--- Start STORED ROWS ---

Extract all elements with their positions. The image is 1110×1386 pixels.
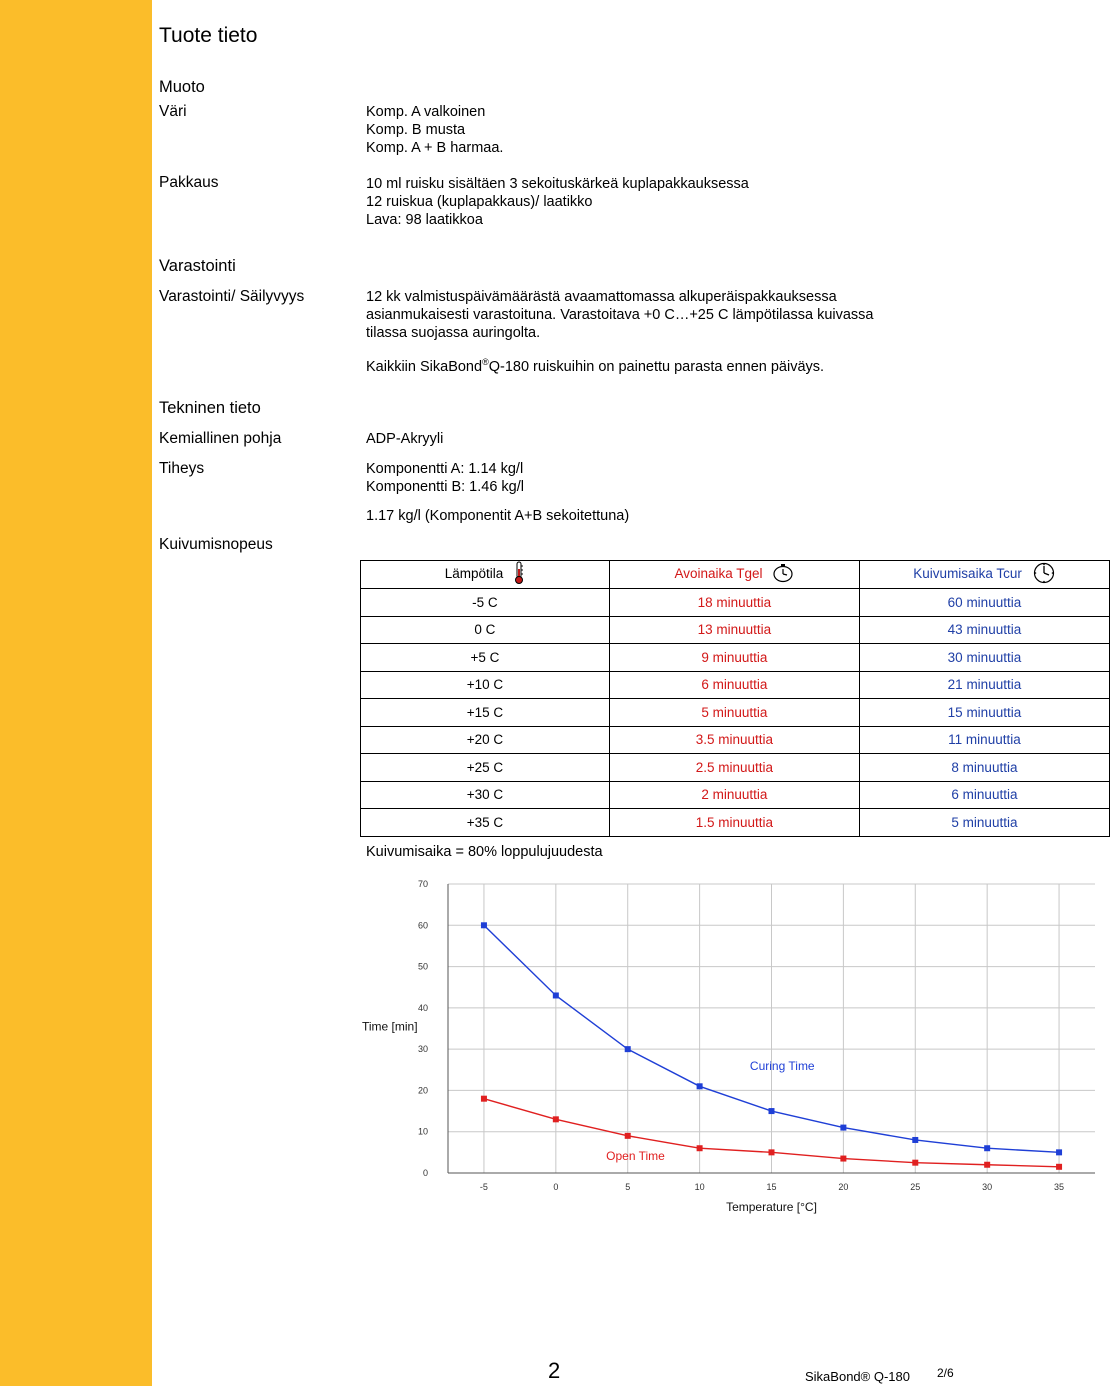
header-cell [361, 561, 610, 589]
y-tick-label: 70 [417, 879, 428, 889]
value-varastointi [366, 288, 873, 342]
y-tick-label: 20 [417, 1085, 428, 1096]
cell-temp: -5 C [361, 589, 610, 617]
data-point [553, 992, 559, 998]
data-point [840, 1156, 846, 1162]
note-text: Kaikkiin SikaBond [366, 358, 483, 375]
document-content [152, 0, 1065, 1386]
x-tick-label: 25 [910, 1182, 921, 1192]
cell-temp: +20 C [361, 726, 610, 754]
page-title: Tuote tieto [159, 24, 258, 47]
value-tiheys-mix: 1.17 kg/l (Komponentit A+B sekoitettuna) [366, 508, 630, 524]
table-row [361, 616, 1110, 644]
y-tick-label: 0 [422, 1168, 428, 1178]
data-point [481, 1096, 487, 1102]
data-point [769, 1149, 775, 1155]
varastointi-line: asianmukaisesti varastoituna. Varastoitava +0 C…+25 C lämpötilassa kuivassa [366, 307, 874, 323]
varastointi-note [366, 353, 824, 376]
cell-temp: +30 C [361, 781, 610, 809]
data-point [984, 1145, 990, 1151]
section-muoto: Muoto [159, 78, 205, 96]
cell-open: 2.5 minuuttia [609, 754, 859, 782]
data-point [553, 1116, 559, 1122]
table-footnote: Kuivumisaika = 80% loppulujuudesta [366, 844, 603, 860]
data-point [1056, 1164, 1062, 1170]
header-temperature: Lämpötila [444, 566, 504, 582]
cell-temp: 0 C [361, 616, 610, 644]
x-tick-label: 15 [766, 1182, 777, 1192]
data-point [984, 1162, 990, 1168]
x-tick-label: -5 [479, 1182, 488, 1192]
curing-table [360, 560, 1110, 837]
cell-open: 6 minuuttia [609, 671, 859, 699]
series-label-curing: Curing Time [749, 1058, 815, 1073]
table-row [361, 726, 1110, 754]
cell-cure: 15 minuuttia [859, 699, 1109, 727]
table-row [361, 671, 1110, 699]
value-kemiallinen: ADP-Akryyli [366, 431, 444, 447]
y-tick-label: 10 [417, 1126, 428, 1137]
x-tick-label: 30 [982, 1182, 993, 1192]
x-axis-label: Temperature [°C] [726, 1200, 817, 1214]
pakkaus-line: 10 ml ruisku sisältäen 3 sekoituskärkeä kuplapakkauksessa [366, 176, 749, 192]
label-pakkaus: Pakkaus [159, 174, 219, 191]
vari-line: Komp. A + B harmaa. [366, 140, 504, 156]
header-cell [859, 561, 1109, 589]
cell-temp: +15 C [361, 699, 610, 727]
section-varastointi: Varastointi [159, 257, 236, 275]
sidebar-band [0, 0, 152, 1386]
cell-cure: 60 minuuttia [859, 589, 1109, 617]
x-tick-label: 0 [553, 1182, 559, 1192]
cell-temp: +10 C [361, 671, 610, 699]
table-row [361, 589, 1110, 617]
data-point [625, 1046, 631, 1052]
y-tick-label: 60 [417, 920, 428, 931]
header-cell [609, 561, 859, 589]
label-kuivumisnopeus: Kuivumisnopeus [159, 536, 273, 553]
label-vari: Väri [159, 103, 187, 120]
tiheys-line: Komponentti B: 1.46 kg/l [366, 479, 524, 495]
cell-cure: 5 minuuttia [859, 809, 1109, 837]
pakkaus-line: 12 ruiskua (kuplapakkaus)/ laatikko [366, 194, 593, 210]
value-pakkaus [366, 175, 749, 229]
cell-open: 9 minuuttia [609, 644, 859, 672]
section-tekninen: Tekninen tieto [159, 399, 261, 417]
y-tick-label: 50 [417, 961, 428, 972]
label-varastointi: Varastointi/ Säilyvyys [159, 288, 305, 305]
footer-page-number: 2 [548, 1358, 561, 1383]
label-kemiallinen: Kemiallinen pohja [159, 430, 282, 447]
data-point [840, 1125, 846, 1131]
cell-open: 3.5 minuuttia [609, 726, 859, 754]
cell-cure: 6 minuuttia [859, 781, 1109, 809]
cell-open: 13 minuuttia [609, 616, 859, 644]
y-tick-label: 40 [417, 1002, 428, 1013]
label-tiheys: Tiheys [159, 460, 205, 477]
cell-cure: 43 minuuttia [859, 616, 1109, 644]
data-point [697, 1083, 703, 1089]
tiheys-line: Komponentti A: 1.14 kg/l [366, 461, 524, 477]
x-tick-label: 20 [838, 1182, 849, 1192]
table-row [361, 809, 1110, 837]
table-row [361, 644, 1110, 672]
value-vari [366, 103, 503, 157]
series-label-open: Open Time [606, 1148, 665, 1163]
footer-brand: SikaBond® Q-180 [805, 1369, 910, 1384]
cell-temp: +35 C [361, 809, 610, 837]
registered-mark: ® [482, 357, 489, 367]
data-point [912, 1160, 918, 1166]
header-curing-time: Kuivumisaika Tcur [913, 566, 1022, 582]
y-axis-label: Time [min] [362, 1019, 418, 1034]
data-point [1056, 1149, 1062, 1155]
data-point [625, 1133, 631, 1139]
cell-temp: +5 C [361, 644, 610, 672]
curing-chart [360, 870, 1108, 1220]
data-point [769, 1108, 775, 1114]
cell-cure: 21 minuuttia [859, 671, 1109, 699]
varastointi-line: 12 kk valmistuspäivämäärästä avaamattomassa alkuperäispakkauksessa [366, 289, 837, 305]
cell-cure: 8 minuuttia [859, 754, 1109, 782]
cell-open: 18 minuuttia [609, 589, 859, 617]
header-open-time: Avoinaika Tgel [674, 566, 763, 582]
stopwatch-icon [772, 563, 794, 586]
x-tick-label: 35 [1054, 1182, 1065, 1192]
table-row [361, 781, 1110, 809]
data-point [697, 1145, 703, 1151]
data-point [481, 922, 487, 928]
data-point [912, 1137, 918, 1143]
cell-open: 1.5 minuuttia [609, 809, 859, 837]
varastointi-line: tilassa suojassa auringolta. [366, 325, 541, 341]
vari-line: Komp. B musta [366, 122, 466, 138]
cell-temp: +25 C [361, 754, 610, 782]
thermometer-icon [513, 561, 525, 588]
cell-open: 5 minuuttia [609, 699, 859, 727]
note-text: Q-180 ruiskuihin on painettu parasta ennen päiväys. [488, 358, 825, 375]
cell-cure: 30 minuuttia [859, 644, 1109, 672]
cell-open: 2 minuuttia [609, 781, 859, 809]
pakkaus-line: Lava: 98 laatikkoa [366, 212, 483, 228]
cell-cure: 11 minuuttia [859, 726, 1109, 754]
table-row [361, 754, 1110, 782]
vari-line: Komp. A valkoinen [366, 104, 486, 120]
table-header-row [361, 561, 1110, 589]
clock-icon [1032, 562, 1056, 587]
x-tick-label: 5 [625, 1182, 631, 1192]
value-tiheys [366, 460, 524, 496]
table-row [361, 699, 1110, 727]
x-tick-label: 10 [694, 1182, 705, 1192]
y-tick-label: 30 [417, 1044, 428, 1055]
footer-page-count: 2/6 [937, 1366, 954, 1380]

--- End STORED ROWS ---

* [PROBLEM DESCRIPTION]: Return every line of the records above word for word, leaving out the pictures.

* [EXERCISE RESULT]:
Extract all elements with their positions. The image is 1110×1386 pixels.
header-cell [361, 561, 610, 589]
y-tick-label: 70 [417, 879, 428, 889]
value-varastointi [366, 288, 873, 342]
y-tick-label: 20 [417, 1085, 428, 1096]
cell-temp: -5 C [361, 589, 610, 617]
data-point [553, 992, 559, 998]
data-point [840, 1156, 846, 1162]
note-text: Kaikkiin SikaBond [366, 358, 483, 375]
document-content [152, 0, 1065, 1386]
x-tick-label: 25 [910, 1182, 921, 1192]
cell-temp: +20 C [361, 726, 610, 754]
page-title: Tuote tieto [159, 24, 258, 47]
value-tiheys-mix: 1.17 kg/l (Komponentit A+B sekoitettuna) [366, 508, 630, 524]
table-row [361, 616, 1110, 644]
y-tick-label: 0 [422, 1168, 428, 1178]
data-point [481, 1096, 487, 1102]
data-point [769, 1149, 775, 1155]
varastointi-line: asianmukaisesti varastoituna. Varastoitava +0 C…+25 C lämpötilassa kuivassa [366, 307, 874, 323]
varastointi-note [366, 353, 824, 376]
cell-temp: +30 C [361, 781, 610, 809]
data-point [984, 1145, 990, 1151]
section-muoto: Muoto [159, 78, 205, 96]
cell-open: 2.5 minuuttia [609, 754, 859, 782]
data-point [553, 1116, 559, 1122]
table-footnote: Kuivumisaika = 80% loppulujuudesta [366, 844, 603, 860]
data-point [1056, 1164, 1062, 1170]
header-temperature: Lämpötila [444, 566, 504, 582]
cell-temp: 0 C [361, 616, 610, 644]
x-tick-label: 15 [766, 1182, 777, 1192]
data-point [984, 1162, 990, 1168]
x-tick-label: -5 [479, 1182, 488, 1192]
curing-table [360, 560, 1110, 837]
cell-open: 6 minuuttia [609, 671, 859, 699]
series-label-curing: Curing Time [749, 1058, 815, 1073]
table-row [361, 726, 1110, 754]
cell-cure: 15 minuuttia [859, 699, 1109, 727]
table-row [361, 671, 1110, 699]
value-kemiallinen: ADP-Akryyli [366, 431, 444, 447]
y-tick-label: 10 [417, 1126, 428, 1137]
x-tick-label: 30 [982, 1182, 993, 1192]
x-axis-label: Temperature [°C] [726, 1200, 817, 1214]
pakkaus-line: 10 ml ruisku sisältäen 3 sekoituskärkeä kuplapakkauksessa [366, 176, 749, 192]
label-pakkaus: Pakkaus [159, 174, 219, 191]
vari-line: Komp. A + B harmaa. [366, 140, 504, 156]
header-cell [859, 561, 1109, 589]
cell-temp: +15 C [361, 699, 610, 727]
section-varastointi: Varastointi [159, 257, 236, 275]
sidebar-band [0, 0, 152, 1386]
cell-cure: 60 minuuttia [859, 589, 1109, 617]
x-tick-label: 0 [553, 1182, 559, 1192]
cell-temp: +10 C [361, 671, 610, 699]
table-row [361, 589, 1110, 617]
data-point [625, 1046, 631, 1052]
y-tick-label: 60 [417, 920, 428, 931]
header-cell [609, 561, 859, 589]
label-kuivumisnopeus: Kuivumisnopeus [159, 536, 273, 553]
label-vari: Väri [159, 103, 187, 120]
tiheys-line: Komponentti B: 1.46 kg/l [366, 479, 524, 495]
cell-cure: 5 minuuttia [859, 809, 1109, 837]
pakkaus-line: 12 ruiskua (kuplapakkaus)/ laatikko [366, 194, 593, 210]
value-pakkaus [366, 175, 749, 229]
cell-open: 9 minuuttia [609, 644, 859, 672]
section-tekninen: Tekninen tieto [159, 399, 261, 417]
y-tick-label: 50 [417, 961, 428, 972]
label-varastointi: Varastointi/ Säilyvyys [159, 288, 305, 305]
footer-page-number: 2 [548, 1358, 561, 1383]
label-kemiallinen: Kemiallinen pohja [159, 430, 282, 447]
data-point [840, 1125, 846, 1131]
cell-open: 3.5 minuuttia [609, 726, 859, 754]
cell-cure: 6 minuuttia [859, 781, 1109, 809]
cell-open: 13 minuuttia [609, 616, 859, 644]
y-tick-label: 40 [417, 1002, 428, 1013]
label-tiheys: Tiheys [159, 460, 205, 477]
cell-cure: 43 minuuttia [859, 616, 1109, 644]
data-point [697, 1083, 703, 1089]
tiheys-line: Komponentti A: 1.14 kg/l [366, 461, 524, 477]
x-tick-label: 20 [838, 1182, 849, 1192]
table-row [361, 809, 1110, 837]
table-row [361, 644, 1110, 672]
value-vari [366, 103, 503, 157]
series-label-open: Open Time [606, 1148, 665, 1163]
footer-brand: SikaBond® Q-180 [805, 1369, 910, 1384]
cell-temp: +35 C [361, 809, 610, 837]
registered-mark: ® [482, 357, 489, 367]
data-point [912, 1160, 918, 1166]
header-curing-time: Kuivumisaika Tcur [913, 566, 1022, 582]
y-axis-label: Time [min] [362, 1019, 418, 1034]
data-point [1056, 1149, 1062, 1155]
data-point [625, 1133, 631, 1139]
cell-temp: +5 C [361, 644, 610, 672]
curing-chart [360, 870, 1108, 1220]
data-point [769, 1108, 775, 1114]
cell-cure: 21 minuuttia [859, 671, 1109, 699]
varastointi-line: 12 kk valmistuspäivämäärästä avaamattomassa alkuperäispakkauksessa [366, 289, 837, 305]
cell-cure: 8 minuuttia [859, 754, 1109, 782]
cell-open: 18 minuuttia [609, 589, 859, 617]
header-open-time: Avoinaika Tgel [674, 566, 763, 582]
stopwatch-icon [772, 563, 794, 586]
x-tick-label: 35 [1054, 1182, 1065, 1192]
table-row [361, 781, 1110, 809]
data-point [697, 1145, 703, 1151]
data-point [481, 922, 487, 928]
data-point [912, 1137, 918, 1143]
cell-open: 1.5 minuuttia [609, 809, 859, 837]
varastointi-line: tilassa suojassa auringolta. [366, 325, 541, 341]
vari-line: Komp. B musta [366, 122, 466, 138]
cell-temp: +25 C [361, 754, 610, 782]
thermometer-icon [513, 561, 525, 588]
cell-open: 5 minuuttia [609, 699, 859, 727]
note-text: Q-180 ruiskuihin on painettu parasta ennen päiväys. [488, 358, 825, 375]
cell-cure: 30 minuuttia [859, 644, 1109, 672]
cell-open: 2 minuuttia [609, 781, 859, 809]
pakkaus-line: Lava: 98 laatikkoa [366, 212, 483, 228]
cell-cure: 11 minuuttia [859, 726, 1109, 754]
table-row [361, 754, 1110, 782]
vari-line: Komp. A valkoinen [366, 104, 486, 120]
table-header-row [361, 561, 1110, 589]
clock-icon [1032, 562, 1056, 587]
x-tick-label: 5 [625, 1182, 631, 1192]
value-tiheys [366, 460, 524, 496]
table-row [361, 699, 1110, 727]
x-tick-label: 10 [694, 1182, 705, 1192]
y-tick-label: 30 [417, 1044, 428, 1055]
footer-page-count: 2/6 [937, 1366, 954, 1380]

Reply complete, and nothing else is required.